### What is needed:
How many lines in the listing below include the word "menu"? Reply with the count alone.

### Provided data:

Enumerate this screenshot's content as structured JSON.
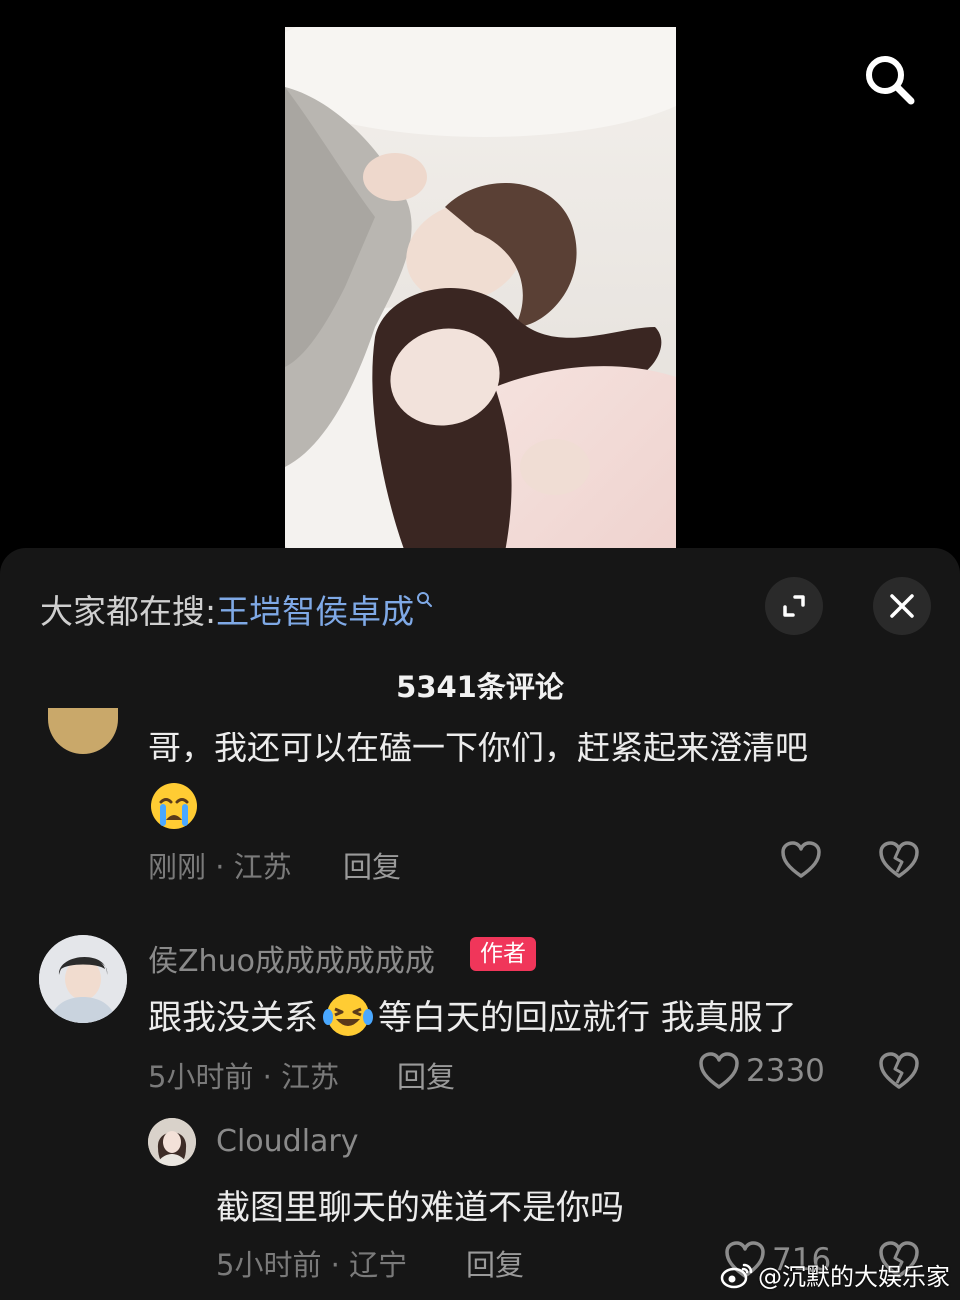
{
  "sheet": {
    "suggest_prefix": "大家都在搜:",
    "suggest_term": "王垲智侯卓成",
    "comment_count": "5341条评论"
  },
  "comments": [
    {
      "text_line1": "哥，我还可以在磕一下你们，赶紧起来澄清吧",
      "time_location": "刚刚 · 江苏",
      "reply_label": "回复"
    },
    {
      "username": "侯Zhuo成成成成成成",
      "badge": "作者",
      "text_before_emoji": "跟我没关系",
      "text_after_emoji": "等白天的回应就行 我真服了",
      "time_location": "5小时前 · 江苏",
      "reply_label": "回复",
      "likes": "2330"
    },
    {
      "username": "Cloudlary",
      "text": "截图里聊天的难道不是你吗",
      "time_location": "5小时前 · 辽宁",
      "reply_label": "回复",
      "likes": "716"
    }
  ],
  "watermark": "@沉默的大娱乐家",
  "icons": [
    "search-icon",
    "expand-icon",
    "close-icon",
    "heart-icon",
    "broken-heart-icon",
    "weibo-logo-icon"
  ],
  "colors": {
    "background": "#000000",
    "sheet": "#161616",
    "link": "#7fa9e6",
    "badge": "#f0365a"
  }
}
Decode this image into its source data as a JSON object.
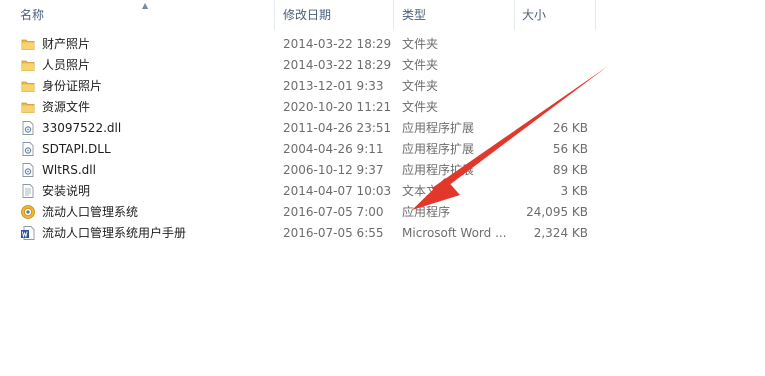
{
  "columns": {
    "name": "名称",
    "date": "修改日期",
    "type": "类型",
    "size": "大小"
  },
  "colors": {
    "header_text": "#4c607a",
    "folder": "#e9b949",
    "arrow": "#e2372b"
  },
  "files": [
    {
      "name": "财产照片",
      "date": "2014-03-22 18:29",
      "type": "文件夹",
      "size": "",
      "icon": "folder-icon"
    },
    {
      "name": "人员照片",
      "date": "2014-03-22 18:29",
      "type": "文件夹",
      "size": "",
      "icon": "folder-icon"
    },
    {
      "name": "身份证照片",
      "date": "2013-12-01 9:33",
      "type": "文件夹",
      "size": "",
      "icon": "folder-icon"
    },
    {
      "name": "资源文件",
      "date": "2020-10-20 11:21",
      "type": "文件夹",
      "size": "",
      "icon": "folder-icon"
    },
    {
      "name": "33097522.dll",
      "date": "2011-04-26 23:51",
      "type": "应用程序扩展",
      "size": "26 KB",
      "icon": "dll-file-icon"
    },
    {
      "name": "SDTAPI.DLL",
      "date": "2004-04-26 9:11",
      "type": "应用程序扩展",
      "size": "56 KB",
      "icon": "dll-file-icon"
    },
    {
      "name": "WltRS.dll",
      "date": "2006-10-12 9:37",
      "type": "应用程序扩展",
      "size": "89 KB",
      "icon": "dll-file-icon"
    },
    {
      "name": "安装说明",
      "date": "2014-04-07 10:03",
      "type": "文本文档",
      "size": "3 KB",
      "icon": "text-file-icon"
    },
    {
      "name": "流动人口管理系统",
      "date": "2016-07-05 7:00",
      "type": "应用程序",
      "size": "24,095 KB",
      "icon": "application-icon"
    },
    {
      "name": "流动人口管理系统用户手册",
      "date": "2016-07-05 6:55",
      "type": "Microsoft Word ...",
      "size": "2,324 KB",
      "icon": "word-document-icon"
    }
  ]
}
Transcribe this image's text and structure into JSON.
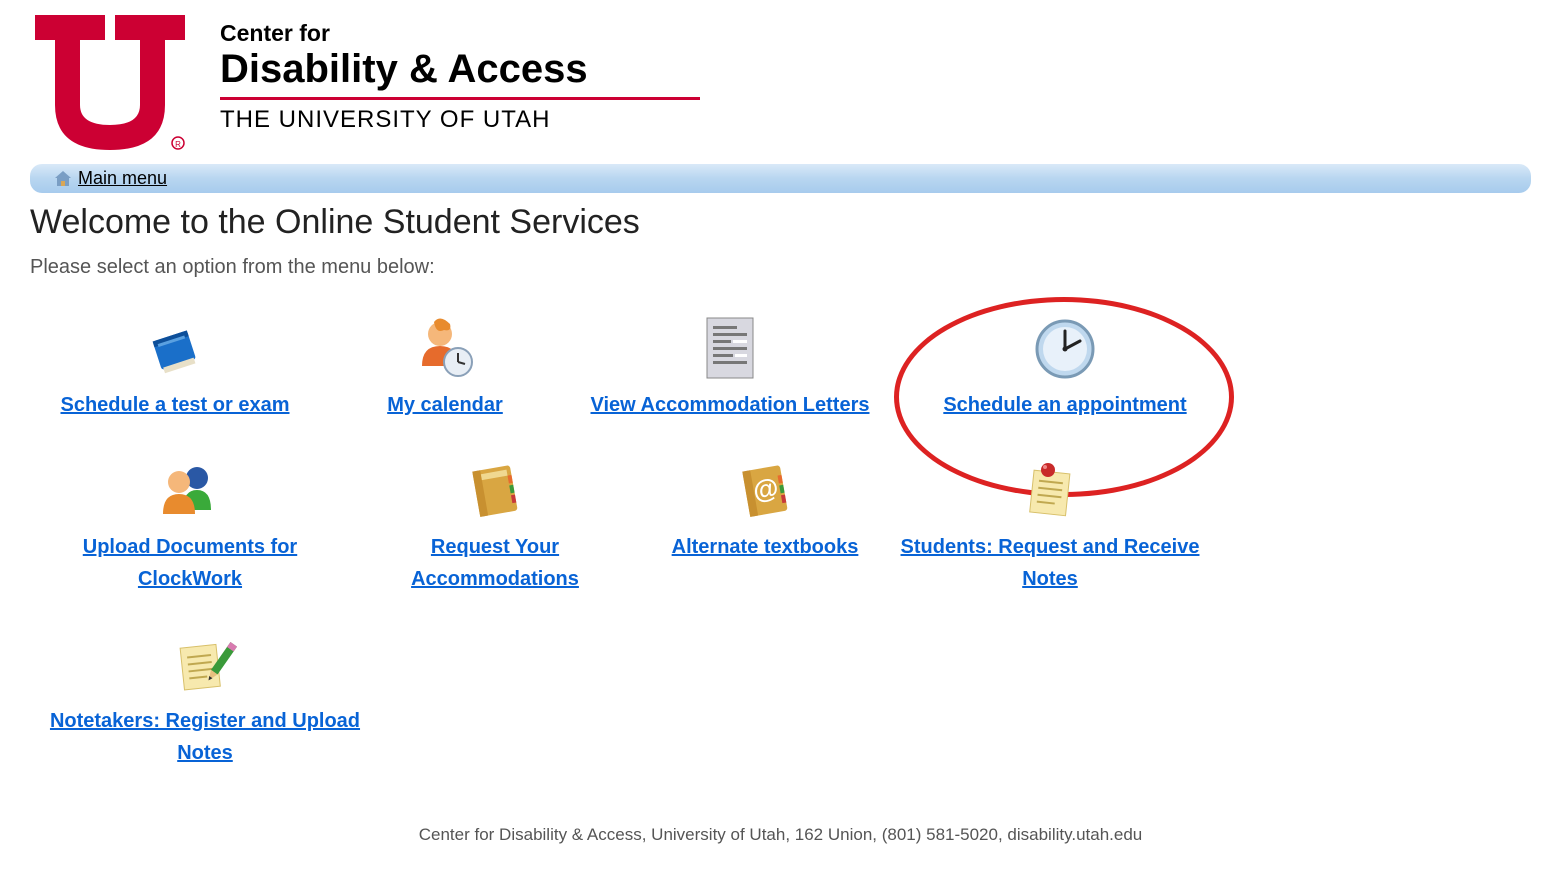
{
  "header": {
    "center_for": "Center for",
    "disability_access": "Disability & Access",
    "university": "THE UNIVERSITY OF UTAH"
  },
  "menu": {
    "main_label": "Main menu"
  },
  "page": {
    "title": "Welcome to the Online Student Services",
    "instruction": "Please select an option from the menu below:"
  },
  "items": [
    {
      "label": "Schedule a test or exam",
      "icon": "book"
    },
    {
      "label": "My calendar",
      "icon": "person-clock"
    },
    {
      "label": "View Accommodation Letters",
      "icon": "document"
    },
    {
      "label": "Schedule an appointment",
      "icon": "clock",
      "highlighted": true
    },
    {
      "label": "Upload Documents for ClockWork",
      "icon": "people"
    },
    {
      "label": "Request Your Accommodations",
      "icon": "notebook-yellow"
    },
    {
      "label": "Alternate textbooks",
      "icon": "notebook-at"
    },
    {
      "label": "Students: Request and Receive Notes",
      "icon": "note-pin"
    },
    {
      "label": "Notetakers: Register and Upload Notes",
      "icon": "note-pencil"
    }
  ],
  "footer": {
    "text": "Center for Disability & Access, University of Utah, 162 Union, (801) 581-5020, disability.utah.edu"
  }
}
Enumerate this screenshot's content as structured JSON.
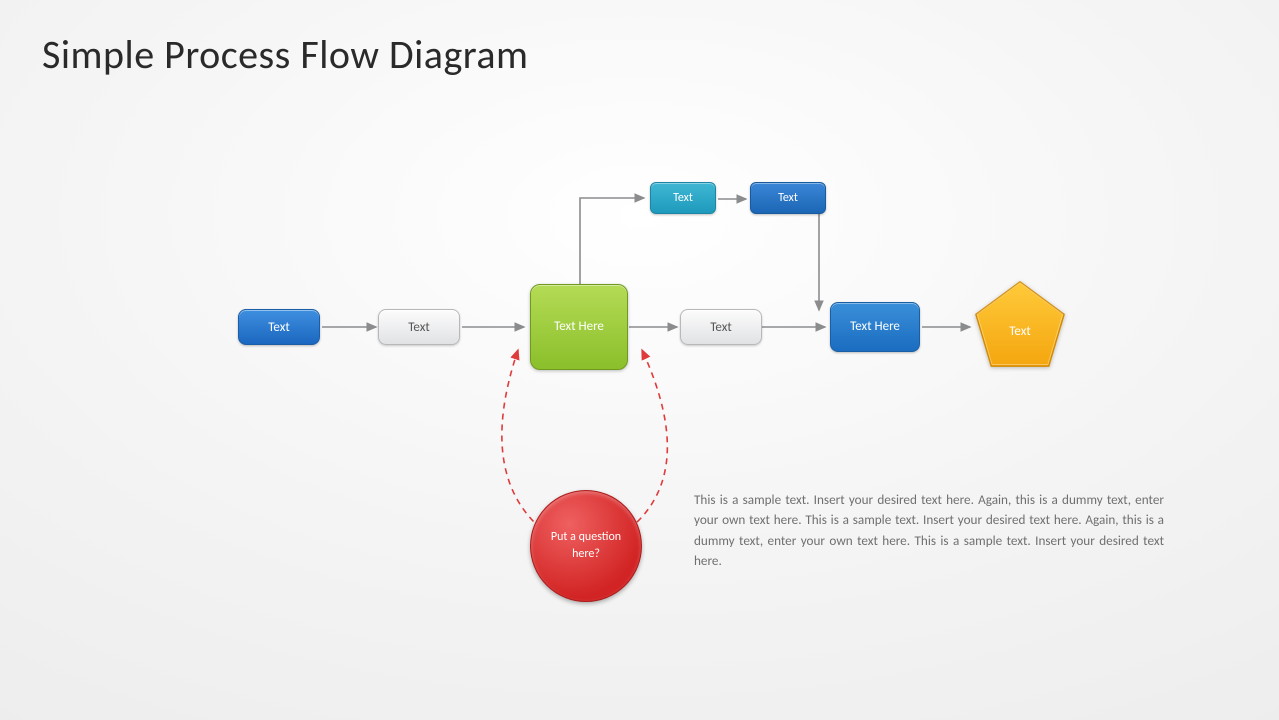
{
  "title": "Simple Process Flow Diagram",
  "nodes": {
    "n1": "Text",
    "n2": "Text",
    "n3": "Text Here",
    "n4": "Text",
    "n5": "Text Here",
    "n6": "Text",
    "top1": "Text",
    "top2": "Text",
    "circle": "Put a question here?"
  },
  "body": "This is a sample text. Insert your desired text here. Again, this is a dummy text, enter your own text here. This is a sample text. Insert your desired text here. Again, this is a dummy text, enter your own text here. This is a sample text. Insert your desired text here.",
  "colors": {
    "arrow": "#8b8c8e",
    "dashed": "#e03b3b",
    "pentagonTop": "#ffca3a",
    "pentagonBot": "#f4a60f",
    "pentagonStroke": "#d48a00"
  }
}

### Task solution:
3